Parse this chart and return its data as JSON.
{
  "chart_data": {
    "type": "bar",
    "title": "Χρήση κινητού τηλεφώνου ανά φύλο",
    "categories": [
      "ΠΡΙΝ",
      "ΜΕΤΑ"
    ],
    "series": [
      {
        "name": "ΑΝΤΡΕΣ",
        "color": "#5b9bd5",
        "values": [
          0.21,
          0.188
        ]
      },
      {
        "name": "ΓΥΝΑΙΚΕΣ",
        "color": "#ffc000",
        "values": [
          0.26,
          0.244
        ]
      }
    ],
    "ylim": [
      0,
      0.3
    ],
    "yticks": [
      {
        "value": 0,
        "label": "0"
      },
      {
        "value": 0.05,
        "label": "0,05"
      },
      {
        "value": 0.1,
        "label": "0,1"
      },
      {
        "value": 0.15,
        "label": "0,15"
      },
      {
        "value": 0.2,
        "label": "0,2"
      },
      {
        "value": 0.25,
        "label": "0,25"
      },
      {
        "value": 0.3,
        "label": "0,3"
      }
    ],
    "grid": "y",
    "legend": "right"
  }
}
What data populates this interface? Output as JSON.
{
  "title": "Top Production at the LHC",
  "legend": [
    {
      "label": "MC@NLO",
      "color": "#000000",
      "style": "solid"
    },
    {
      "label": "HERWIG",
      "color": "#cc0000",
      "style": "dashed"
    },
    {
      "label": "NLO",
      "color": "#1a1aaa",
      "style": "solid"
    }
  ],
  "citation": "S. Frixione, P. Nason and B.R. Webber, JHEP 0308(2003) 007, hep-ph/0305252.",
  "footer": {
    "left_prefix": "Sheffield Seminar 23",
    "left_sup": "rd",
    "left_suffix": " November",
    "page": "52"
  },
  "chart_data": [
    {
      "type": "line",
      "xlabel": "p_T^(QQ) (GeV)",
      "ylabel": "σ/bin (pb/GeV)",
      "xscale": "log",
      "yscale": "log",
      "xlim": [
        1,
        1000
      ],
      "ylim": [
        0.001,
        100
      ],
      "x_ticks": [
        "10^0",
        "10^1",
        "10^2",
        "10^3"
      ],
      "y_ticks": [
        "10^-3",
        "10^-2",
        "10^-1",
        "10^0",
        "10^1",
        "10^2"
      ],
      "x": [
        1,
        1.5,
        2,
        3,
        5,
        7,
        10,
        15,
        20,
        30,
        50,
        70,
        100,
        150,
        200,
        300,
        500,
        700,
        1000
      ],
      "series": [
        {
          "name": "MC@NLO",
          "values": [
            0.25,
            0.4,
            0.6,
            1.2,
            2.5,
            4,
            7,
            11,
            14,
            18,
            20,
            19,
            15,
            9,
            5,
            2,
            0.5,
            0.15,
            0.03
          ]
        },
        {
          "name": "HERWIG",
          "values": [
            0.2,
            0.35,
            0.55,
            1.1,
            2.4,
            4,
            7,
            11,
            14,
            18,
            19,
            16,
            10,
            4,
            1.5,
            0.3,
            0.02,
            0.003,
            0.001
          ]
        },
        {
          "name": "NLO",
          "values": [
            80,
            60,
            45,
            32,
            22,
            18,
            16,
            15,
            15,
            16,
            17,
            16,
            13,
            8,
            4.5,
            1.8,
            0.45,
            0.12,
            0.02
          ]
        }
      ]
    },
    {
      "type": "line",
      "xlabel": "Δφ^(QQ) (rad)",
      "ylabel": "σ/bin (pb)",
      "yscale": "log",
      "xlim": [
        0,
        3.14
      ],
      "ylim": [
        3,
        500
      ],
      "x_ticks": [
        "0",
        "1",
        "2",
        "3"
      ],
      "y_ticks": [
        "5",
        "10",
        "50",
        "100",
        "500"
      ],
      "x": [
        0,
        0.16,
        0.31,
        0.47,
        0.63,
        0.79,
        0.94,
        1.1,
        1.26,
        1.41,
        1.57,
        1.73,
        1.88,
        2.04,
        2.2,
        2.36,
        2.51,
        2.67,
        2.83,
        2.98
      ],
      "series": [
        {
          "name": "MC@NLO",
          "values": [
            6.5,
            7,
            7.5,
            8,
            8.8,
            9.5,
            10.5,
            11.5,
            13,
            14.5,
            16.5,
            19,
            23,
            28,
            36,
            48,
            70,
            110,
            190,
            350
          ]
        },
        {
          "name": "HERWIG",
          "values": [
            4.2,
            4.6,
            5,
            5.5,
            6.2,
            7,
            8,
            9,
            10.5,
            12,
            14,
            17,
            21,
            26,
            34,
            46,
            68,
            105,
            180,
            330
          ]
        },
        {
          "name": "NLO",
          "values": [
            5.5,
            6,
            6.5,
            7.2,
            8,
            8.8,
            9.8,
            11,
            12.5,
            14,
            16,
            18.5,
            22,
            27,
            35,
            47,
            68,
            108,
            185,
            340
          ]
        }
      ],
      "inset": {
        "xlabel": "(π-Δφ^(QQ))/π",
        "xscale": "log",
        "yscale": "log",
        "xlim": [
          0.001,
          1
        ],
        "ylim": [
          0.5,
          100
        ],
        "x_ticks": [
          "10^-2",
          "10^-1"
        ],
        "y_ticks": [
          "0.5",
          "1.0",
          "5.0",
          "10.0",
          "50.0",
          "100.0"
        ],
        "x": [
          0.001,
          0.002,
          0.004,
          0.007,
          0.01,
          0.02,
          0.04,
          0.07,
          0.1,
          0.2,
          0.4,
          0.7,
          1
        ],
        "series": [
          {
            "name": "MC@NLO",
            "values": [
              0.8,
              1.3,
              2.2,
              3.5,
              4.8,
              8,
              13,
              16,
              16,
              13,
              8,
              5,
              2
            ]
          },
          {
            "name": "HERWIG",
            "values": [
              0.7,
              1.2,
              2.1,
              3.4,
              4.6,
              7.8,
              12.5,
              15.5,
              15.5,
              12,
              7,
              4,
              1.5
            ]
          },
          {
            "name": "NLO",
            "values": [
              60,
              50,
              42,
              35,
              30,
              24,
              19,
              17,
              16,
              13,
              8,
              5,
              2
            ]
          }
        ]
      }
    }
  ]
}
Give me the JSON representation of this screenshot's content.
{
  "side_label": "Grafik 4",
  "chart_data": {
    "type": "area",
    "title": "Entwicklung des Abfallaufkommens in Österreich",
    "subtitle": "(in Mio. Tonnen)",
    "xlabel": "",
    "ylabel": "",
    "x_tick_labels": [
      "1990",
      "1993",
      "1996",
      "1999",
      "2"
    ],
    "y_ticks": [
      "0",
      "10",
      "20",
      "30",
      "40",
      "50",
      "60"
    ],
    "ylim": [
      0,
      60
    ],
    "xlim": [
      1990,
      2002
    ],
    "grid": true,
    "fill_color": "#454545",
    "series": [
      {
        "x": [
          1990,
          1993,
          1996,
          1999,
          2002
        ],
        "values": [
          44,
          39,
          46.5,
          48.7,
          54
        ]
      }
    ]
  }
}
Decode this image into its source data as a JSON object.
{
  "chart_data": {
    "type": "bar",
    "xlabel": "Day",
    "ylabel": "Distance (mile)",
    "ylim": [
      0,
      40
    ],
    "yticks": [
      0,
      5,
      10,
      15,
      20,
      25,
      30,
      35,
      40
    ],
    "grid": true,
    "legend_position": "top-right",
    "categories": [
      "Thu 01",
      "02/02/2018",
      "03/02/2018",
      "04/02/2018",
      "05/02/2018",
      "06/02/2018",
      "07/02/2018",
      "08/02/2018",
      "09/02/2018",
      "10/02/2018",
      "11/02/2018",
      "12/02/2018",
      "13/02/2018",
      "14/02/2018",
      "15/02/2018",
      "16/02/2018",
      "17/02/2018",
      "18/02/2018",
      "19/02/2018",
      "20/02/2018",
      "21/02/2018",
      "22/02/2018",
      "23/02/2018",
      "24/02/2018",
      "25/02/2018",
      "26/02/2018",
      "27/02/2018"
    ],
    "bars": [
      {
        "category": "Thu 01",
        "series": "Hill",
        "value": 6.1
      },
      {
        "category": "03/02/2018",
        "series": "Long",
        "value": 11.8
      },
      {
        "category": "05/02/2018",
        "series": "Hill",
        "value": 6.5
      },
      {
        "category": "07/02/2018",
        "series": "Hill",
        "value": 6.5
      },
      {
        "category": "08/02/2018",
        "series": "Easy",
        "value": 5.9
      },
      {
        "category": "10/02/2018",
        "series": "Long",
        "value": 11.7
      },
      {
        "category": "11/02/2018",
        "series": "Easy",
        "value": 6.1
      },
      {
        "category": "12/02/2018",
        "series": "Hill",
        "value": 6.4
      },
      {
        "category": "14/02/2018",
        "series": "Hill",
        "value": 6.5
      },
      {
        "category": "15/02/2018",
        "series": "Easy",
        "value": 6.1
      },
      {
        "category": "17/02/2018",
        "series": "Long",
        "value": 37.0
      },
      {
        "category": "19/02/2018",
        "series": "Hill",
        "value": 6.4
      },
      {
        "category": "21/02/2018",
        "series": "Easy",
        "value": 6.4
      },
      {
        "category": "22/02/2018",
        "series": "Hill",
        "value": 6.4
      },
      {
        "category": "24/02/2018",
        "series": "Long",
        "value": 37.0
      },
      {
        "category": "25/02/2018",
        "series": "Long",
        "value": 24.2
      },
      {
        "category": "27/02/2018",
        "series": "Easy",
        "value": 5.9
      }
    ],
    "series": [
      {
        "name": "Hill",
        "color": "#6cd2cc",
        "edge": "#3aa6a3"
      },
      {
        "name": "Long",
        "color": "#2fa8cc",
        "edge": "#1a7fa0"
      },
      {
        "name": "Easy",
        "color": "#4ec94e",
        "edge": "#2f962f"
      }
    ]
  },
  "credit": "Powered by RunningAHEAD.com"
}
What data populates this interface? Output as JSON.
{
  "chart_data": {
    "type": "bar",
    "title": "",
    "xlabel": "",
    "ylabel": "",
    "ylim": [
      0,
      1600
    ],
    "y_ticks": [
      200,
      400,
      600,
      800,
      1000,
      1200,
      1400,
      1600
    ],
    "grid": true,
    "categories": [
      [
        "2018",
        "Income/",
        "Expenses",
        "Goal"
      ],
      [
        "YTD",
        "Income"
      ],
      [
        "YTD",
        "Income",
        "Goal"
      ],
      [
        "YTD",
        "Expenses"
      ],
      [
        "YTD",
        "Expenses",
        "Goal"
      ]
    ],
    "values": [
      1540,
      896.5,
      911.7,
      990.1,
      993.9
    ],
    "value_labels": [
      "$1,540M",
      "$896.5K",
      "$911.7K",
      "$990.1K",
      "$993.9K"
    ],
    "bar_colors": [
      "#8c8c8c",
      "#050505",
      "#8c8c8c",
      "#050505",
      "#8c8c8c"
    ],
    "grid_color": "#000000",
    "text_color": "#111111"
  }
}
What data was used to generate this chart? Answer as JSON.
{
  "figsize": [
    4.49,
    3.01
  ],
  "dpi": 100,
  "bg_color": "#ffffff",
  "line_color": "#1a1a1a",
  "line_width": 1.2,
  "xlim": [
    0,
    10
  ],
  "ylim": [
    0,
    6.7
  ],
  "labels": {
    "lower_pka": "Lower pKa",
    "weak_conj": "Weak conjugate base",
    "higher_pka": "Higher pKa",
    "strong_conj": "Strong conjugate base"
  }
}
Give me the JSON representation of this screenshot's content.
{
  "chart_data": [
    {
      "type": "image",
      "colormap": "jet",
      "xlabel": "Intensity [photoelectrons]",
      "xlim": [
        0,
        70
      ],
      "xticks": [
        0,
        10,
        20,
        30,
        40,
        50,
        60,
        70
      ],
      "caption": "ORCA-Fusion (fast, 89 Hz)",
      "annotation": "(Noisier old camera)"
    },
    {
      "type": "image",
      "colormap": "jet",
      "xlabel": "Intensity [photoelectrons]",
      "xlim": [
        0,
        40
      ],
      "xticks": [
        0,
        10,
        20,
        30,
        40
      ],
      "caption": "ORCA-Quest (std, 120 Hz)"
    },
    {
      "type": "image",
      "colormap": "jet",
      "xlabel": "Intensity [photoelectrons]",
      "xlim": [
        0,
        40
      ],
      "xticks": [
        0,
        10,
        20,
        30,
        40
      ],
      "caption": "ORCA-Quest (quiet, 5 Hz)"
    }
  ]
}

- Given instruction
Report all lines of the data that include the word "this".

- Reply to the exercise
Parse this chart and return its data as JSON.
What data populates this interface? Output as JSON.
Give me the JSON representation of this screenshot's content.
Decode this image into its source data as a JSON object.
What data populates this interface? Output as JSON.
What data was used to generate this chart? Answer as JSON.
Give me the JSON representation of this screenshot's content.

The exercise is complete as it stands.